=== Begin Enclosure ===

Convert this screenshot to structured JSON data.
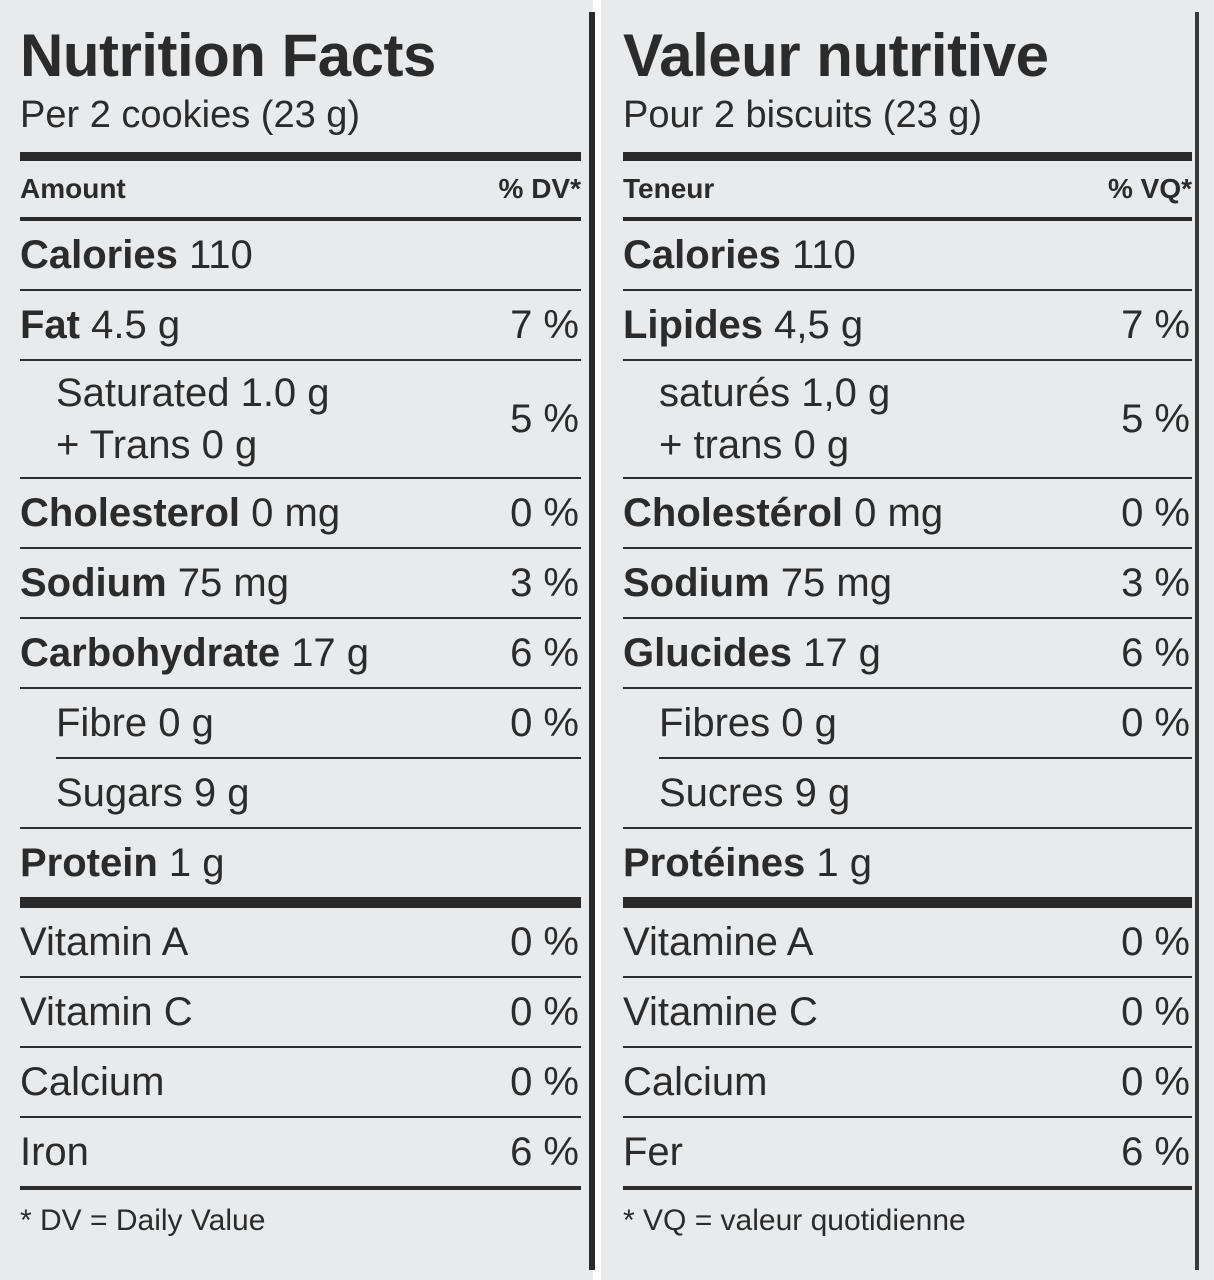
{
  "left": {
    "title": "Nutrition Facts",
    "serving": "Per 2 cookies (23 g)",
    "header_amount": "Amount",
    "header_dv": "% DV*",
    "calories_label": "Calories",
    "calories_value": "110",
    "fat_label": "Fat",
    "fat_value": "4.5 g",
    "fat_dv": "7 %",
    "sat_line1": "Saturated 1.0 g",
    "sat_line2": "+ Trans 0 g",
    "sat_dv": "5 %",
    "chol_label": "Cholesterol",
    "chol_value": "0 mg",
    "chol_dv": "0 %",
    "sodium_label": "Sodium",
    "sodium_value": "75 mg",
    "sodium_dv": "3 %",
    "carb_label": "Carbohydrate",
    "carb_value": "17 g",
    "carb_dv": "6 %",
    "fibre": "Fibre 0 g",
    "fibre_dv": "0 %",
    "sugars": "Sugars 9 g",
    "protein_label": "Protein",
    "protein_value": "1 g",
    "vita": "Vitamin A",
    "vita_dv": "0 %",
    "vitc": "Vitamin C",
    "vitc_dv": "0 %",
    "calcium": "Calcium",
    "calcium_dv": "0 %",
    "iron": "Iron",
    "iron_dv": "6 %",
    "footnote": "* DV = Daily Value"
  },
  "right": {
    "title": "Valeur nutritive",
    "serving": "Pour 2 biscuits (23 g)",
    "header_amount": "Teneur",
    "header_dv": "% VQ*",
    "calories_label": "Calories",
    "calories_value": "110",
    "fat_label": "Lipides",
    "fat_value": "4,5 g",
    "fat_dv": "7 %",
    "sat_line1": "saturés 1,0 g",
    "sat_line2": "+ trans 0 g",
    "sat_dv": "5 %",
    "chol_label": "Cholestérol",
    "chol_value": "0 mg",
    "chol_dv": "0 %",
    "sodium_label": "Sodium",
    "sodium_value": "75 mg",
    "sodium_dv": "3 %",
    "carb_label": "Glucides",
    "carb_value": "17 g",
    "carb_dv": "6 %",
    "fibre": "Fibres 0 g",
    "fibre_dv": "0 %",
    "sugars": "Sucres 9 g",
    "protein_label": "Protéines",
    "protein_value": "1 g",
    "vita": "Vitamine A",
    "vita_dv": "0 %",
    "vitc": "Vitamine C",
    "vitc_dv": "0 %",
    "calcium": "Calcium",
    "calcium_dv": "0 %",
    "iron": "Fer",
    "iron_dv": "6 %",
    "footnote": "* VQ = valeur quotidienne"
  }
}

=== End Enclosure ===

Keep every word of the data as it is when you write it out, but drop the pictures.

TASK ANSWER:
Convert this screenshot to structured JSON data.
{
  "left": {
    "title": "Nutrition Facts",
    "serving": "Per 2 cookies (23 g)",
    "header_amount": "Amount",
    "header_dv": "% DV*",
    "calories_label": "Calories",
    "calories_value": "110",
    "fat_label": "Fat",
    "fat_value": "4.5 g",
    "fat_dv": "7 %",
    "sat_line1": "Saturated 1.0 g",
    "sat_line2": "+ Trans 0 g",
    "sat_dv": "5 %",
    "chol_label": "Cholesterol",
    "chol_value": "0 mg",
    "chol_dv": "0 %",
    "sodium_label": "Sodium",
    "sodium_value": "75 mg",
    "sodium_dv": "3 %",
    "carb_label": "Carbohydrate",
    "carb_value": "17 g",
    "carb_dv": "6 %",
    "fibre": "Fibre 0 g",
    "fibre_dv": "0 %",
    "sugars": "Sugars 9 g",
    "protein_label": "Protein",
    "protein_value": "1 g",
    "vita": "Vitamin A",
    "vita_dv": "0 %",
    "vitc": "Vitamin C",
    "vitc_dv": "0 %",
    "calcium": "Calcium",
    "calcium_dv": "0 %",
    "iron": "Iron",
    "iron_dv": "6 %",
    "footnote": "* DV = Daily Value"
  },
  "right": {
    "title": "Valeur nutritive",
    "serving": "Pour 2 biscuits (23 g)",
    "header_amount": "Teneur",
    "header_dv": "% VQ*",
    "calories_label": "Calories",
    "calories_value": "110",
    "fat_label": "Lipides",
    "fat_value": "4,5 g",
    "fat_dv": "7 %",
    "sat_line1": "saturés 1,0 g",
    "sat_line2": "+ trans 0 g",
    "sat_dv": "5 %",
    "chol_label": "Cholestérol",
    "chol_value": "0 mg",
    "chol_dv": "0 %",
    "sodium_label": "Sodium",
    "sodium_value": "75 mg",
    "sodium_dv": "3 %",
    "carb_label": "Glucides",
    "carb_value": "17 g",
    "carb_dv": "6 %",
    "fibre": "Fibres 0 g",
    "fibre_dv": "0 %",
    "sugars": "Sucres 9 g",
    "protein_label": "Protéines",
    "protein_value": "1 g",
    "vita": "Vitamine A",
    "vita_dv": "0 %",
    "vitc": "Vitamine C",
    "vitc_dv": "0 %",
    "calcium": "Calcium",
    "calcium_dv": "0 %",
    "iron": "Fer",
    "iron_dv": "6 %",
    "footnote": "* VQ = valeur quotidienne"
  }
}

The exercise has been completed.